- **Excerpted passage**
***

Skip to content

CDLUC3/dmptool-migration

dmptool-migration

SQLMesh code to facilitate data migration from the old Rails DMP Tool to the new JS system

Requirements

  • Python 3.12

Setup

Create venv:

python3 -m venv venv

Install dependencies:

pip install -r requirements.txt

Create a .env file with the following variables, customising where appropriate:

MYSQL_DATABASE=migration
MYSQL_HOST=localhost
MYSQL_TCP_PORT=3306
MYSQL_USER=user
MYSQL_PWD=password

Overview

PREP WORK:

  • Create affiliationDepartments table in new system with affiliationId, name and abbreviation
  • Create a templateLinks and versionedTemplateLinks table in the new system with templateId, versionedTemplateId, linkType, url and text
  • Add slug field to the tags table in the new system (unique, not null)
  • Add userDepartments table to the new system (userId, departmentId)
  • Clean up users by reducing the perms for users who are no longer super admin! DELETE FROM users_perms WHERE perm_id IN (3, 10) AND user_id IN (13785, 16995, 9032, 52693, 2240, 136507, 136508);
  • Add oldPasswordHash field to the users table in the new system (nullable)
  • Add additional indices to tables to speed up migration queries:
    • answers_question_options -> (question_option_id)
  • Clean up users attached to the "Non Partner Institution" org (id=1). See the Users doc for more details.
  • In affiliationDepartments, affiliationEmailDomains and affiliationLinks change affiliationId from INT to VARCHAR(255).
  • Update all INT id fields to INT UNSIGNED.

***

- **Data provided**
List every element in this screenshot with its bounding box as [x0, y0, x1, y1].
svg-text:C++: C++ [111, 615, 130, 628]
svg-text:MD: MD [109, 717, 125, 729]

***

- **Written problem A**
Give the names of every variable that the dmptool-migration page says to define in the .env file.
- **Written problem B**
Print the stretch of the dmptool-migration page from "MYSQL_DATABASE=migration" through "(unique, not null)".

- **Correct answer A**
MYSQL_DATABASE
MYSQL_HOST
MYSQL_TCP_PORT
MYSQL_USER
MYSQL_PWD

- **Correct answer B**
MYSQL_DATABASE=migration
MYSQL_HOST=localhost
MYSQL_TCP_PORT=3306
MYSQL_USER=user
MYSQL_PWD=password

Overview

PREP WORK:

  • Create affiliationDepartments table in new system with affiliationId, name and abbreviation
  • Create a templateLinks and versionedTemplateLinks table in the new system with templateId, versionedTemplateId, linkType, url and text
  • Add slug field to the tags table in the new system (unique, not null)